»»

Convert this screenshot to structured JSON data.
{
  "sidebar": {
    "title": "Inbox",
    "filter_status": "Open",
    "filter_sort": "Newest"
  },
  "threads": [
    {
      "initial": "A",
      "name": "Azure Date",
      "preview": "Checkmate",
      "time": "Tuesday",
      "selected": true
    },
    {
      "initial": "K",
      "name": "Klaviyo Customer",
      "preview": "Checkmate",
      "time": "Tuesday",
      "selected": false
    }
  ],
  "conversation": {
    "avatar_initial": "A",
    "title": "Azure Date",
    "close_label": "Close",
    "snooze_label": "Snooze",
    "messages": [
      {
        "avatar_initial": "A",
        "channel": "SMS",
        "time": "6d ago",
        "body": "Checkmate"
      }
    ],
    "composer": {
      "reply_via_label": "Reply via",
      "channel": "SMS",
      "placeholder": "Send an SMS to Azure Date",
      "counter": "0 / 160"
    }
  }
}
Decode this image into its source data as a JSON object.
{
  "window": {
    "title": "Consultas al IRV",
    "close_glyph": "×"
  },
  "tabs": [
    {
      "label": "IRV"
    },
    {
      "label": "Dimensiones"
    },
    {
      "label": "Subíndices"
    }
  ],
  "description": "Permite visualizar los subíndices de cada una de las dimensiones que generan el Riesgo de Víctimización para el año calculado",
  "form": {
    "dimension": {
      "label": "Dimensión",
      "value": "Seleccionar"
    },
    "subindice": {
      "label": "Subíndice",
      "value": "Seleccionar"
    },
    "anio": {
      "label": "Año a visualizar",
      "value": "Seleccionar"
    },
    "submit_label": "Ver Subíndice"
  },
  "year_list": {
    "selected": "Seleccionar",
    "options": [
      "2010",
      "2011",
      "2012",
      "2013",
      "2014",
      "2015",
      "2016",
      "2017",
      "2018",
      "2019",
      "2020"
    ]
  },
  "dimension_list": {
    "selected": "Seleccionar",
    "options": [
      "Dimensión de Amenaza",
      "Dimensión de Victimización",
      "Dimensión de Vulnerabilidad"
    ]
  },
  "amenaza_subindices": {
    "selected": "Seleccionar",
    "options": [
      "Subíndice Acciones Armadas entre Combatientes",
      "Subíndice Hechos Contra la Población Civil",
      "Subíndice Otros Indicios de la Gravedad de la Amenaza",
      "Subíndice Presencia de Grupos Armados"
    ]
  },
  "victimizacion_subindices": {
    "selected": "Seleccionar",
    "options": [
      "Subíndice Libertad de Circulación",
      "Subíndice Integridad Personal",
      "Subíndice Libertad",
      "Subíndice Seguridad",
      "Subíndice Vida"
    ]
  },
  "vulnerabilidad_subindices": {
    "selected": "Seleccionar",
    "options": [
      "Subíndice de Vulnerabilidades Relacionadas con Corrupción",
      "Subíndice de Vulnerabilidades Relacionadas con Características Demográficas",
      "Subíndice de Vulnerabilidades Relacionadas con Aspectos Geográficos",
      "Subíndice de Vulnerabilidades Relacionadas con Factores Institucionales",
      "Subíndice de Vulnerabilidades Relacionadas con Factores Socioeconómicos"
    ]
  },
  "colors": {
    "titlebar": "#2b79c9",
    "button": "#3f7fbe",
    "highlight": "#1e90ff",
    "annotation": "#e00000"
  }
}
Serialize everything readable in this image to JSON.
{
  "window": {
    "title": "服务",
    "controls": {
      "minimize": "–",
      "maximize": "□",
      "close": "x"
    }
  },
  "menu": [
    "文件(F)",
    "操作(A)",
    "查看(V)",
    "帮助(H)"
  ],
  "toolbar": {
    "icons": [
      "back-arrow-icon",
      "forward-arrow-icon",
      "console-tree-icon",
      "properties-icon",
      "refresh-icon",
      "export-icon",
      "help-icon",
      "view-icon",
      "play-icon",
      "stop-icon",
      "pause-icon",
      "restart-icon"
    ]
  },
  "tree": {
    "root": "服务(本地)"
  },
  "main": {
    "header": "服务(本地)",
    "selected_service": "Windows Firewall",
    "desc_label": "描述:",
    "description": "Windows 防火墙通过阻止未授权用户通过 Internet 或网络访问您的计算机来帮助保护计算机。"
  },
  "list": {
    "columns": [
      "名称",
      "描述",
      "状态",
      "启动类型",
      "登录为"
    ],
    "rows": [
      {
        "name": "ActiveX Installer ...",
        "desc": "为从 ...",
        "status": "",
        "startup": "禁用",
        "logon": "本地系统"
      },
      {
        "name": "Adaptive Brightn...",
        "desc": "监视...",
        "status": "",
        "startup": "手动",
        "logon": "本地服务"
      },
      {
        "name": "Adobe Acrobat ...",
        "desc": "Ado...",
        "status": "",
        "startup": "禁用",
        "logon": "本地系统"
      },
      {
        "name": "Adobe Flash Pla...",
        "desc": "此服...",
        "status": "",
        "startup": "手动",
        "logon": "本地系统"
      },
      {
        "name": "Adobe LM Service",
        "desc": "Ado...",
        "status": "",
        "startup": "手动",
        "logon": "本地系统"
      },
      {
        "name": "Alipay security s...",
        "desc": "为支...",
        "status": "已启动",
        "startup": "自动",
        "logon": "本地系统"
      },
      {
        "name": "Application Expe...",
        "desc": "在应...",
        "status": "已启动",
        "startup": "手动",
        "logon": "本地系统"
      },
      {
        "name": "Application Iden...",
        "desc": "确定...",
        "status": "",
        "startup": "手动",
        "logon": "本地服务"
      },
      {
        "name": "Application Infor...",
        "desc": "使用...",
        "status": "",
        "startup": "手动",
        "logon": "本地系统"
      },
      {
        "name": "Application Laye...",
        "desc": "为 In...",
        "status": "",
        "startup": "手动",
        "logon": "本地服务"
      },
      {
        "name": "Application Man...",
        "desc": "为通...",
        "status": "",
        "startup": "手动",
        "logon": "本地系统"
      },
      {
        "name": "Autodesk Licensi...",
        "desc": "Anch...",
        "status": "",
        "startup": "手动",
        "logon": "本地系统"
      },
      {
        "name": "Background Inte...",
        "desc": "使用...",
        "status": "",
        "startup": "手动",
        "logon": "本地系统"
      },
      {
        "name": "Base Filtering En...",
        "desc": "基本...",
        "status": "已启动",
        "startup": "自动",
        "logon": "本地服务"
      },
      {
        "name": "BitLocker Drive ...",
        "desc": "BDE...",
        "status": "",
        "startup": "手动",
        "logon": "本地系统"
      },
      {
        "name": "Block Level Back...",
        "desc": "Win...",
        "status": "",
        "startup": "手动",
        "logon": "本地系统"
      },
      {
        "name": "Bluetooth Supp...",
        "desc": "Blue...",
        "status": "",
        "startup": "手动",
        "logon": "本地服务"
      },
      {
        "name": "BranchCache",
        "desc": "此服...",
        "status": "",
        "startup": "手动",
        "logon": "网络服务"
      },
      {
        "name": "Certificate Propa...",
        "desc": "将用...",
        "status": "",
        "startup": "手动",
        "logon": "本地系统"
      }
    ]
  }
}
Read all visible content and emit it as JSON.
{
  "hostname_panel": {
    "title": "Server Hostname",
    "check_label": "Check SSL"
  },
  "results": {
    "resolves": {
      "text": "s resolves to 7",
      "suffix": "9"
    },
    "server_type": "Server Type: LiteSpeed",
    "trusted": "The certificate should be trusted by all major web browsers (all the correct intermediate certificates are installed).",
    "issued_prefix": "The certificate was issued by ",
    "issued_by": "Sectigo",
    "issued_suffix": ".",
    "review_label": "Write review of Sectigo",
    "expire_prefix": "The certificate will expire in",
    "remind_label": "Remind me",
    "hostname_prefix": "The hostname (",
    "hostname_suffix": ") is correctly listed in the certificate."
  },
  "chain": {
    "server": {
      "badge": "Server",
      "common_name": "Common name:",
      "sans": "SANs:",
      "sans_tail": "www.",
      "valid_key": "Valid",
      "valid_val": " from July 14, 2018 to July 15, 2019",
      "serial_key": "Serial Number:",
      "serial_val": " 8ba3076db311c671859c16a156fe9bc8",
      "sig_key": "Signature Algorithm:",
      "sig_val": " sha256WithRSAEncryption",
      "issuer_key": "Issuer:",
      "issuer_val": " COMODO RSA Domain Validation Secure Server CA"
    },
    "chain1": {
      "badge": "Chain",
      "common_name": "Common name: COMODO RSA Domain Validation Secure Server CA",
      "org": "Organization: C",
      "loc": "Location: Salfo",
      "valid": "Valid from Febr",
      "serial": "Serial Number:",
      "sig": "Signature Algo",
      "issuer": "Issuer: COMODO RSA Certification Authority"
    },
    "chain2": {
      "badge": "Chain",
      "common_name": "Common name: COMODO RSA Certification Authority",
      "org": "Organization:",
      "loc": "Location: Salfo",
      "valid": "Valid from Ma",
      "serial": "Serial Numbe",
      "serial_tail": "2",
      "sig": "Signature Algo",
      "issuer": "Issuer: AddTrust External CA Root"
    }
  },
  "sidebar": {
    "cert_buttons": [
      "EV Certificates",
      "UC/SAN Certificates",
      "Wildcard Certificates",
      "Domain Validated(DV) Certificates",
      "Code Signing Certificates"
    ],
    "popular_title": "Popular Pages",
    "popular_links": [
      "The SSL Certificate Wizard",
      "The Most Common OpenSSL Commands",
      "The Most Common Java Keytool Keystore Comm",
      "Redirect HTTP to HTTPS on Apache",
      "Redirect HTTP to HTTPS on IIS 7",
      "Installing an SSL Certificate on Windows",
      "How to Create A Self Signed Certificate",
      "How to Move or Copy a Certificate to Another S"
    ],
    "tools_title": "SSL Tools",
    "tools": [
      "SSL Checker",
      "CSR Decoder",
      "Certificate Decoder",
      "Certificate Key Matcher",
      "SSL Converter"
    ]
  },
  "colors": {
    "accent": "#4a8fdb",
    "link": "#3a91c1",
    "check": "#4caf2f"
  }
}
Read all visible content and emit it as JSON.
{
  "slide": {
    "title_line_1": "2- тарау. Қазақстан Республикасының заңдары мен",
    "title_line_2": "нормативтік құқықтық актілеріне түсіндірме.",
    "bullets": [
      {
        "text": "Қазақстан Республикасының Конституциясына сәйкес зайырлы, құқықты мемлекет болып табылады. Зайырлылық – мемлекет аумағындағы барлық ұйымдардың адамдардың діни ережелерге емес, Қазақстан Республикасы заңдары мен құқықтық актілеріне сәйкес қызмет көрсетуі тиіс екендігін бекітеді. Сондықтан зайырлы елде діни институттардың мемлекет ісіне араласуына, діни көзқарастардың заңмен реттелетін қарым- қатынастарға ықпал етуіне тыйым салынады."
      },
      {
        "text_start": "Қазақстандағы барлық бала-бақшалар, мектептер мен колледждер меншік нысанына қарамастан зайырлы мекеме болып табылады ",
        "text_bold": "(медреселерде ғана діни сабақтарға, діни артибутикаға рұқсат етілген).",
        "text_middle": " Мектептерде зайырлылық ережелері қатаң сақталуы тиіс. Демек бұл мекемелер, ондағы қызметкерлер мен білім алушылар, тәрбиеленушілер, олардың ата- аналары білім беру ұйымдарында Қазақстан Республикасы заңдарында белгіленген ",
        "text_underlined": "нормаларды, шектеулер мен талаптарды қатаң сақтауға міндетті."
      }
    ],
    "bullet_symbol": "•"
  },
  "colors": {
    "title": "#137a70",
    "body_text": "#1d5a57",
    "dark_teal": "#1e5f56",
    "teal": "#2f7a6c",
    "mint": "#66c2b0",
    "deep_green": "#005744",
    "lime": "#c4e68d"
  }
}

««

**PROBLEM:** Search the records for the word "Organization". Copy every line that has it.

**CORRECT RESULT:**
      "org": "Organization: C",
      "org": "Organization:",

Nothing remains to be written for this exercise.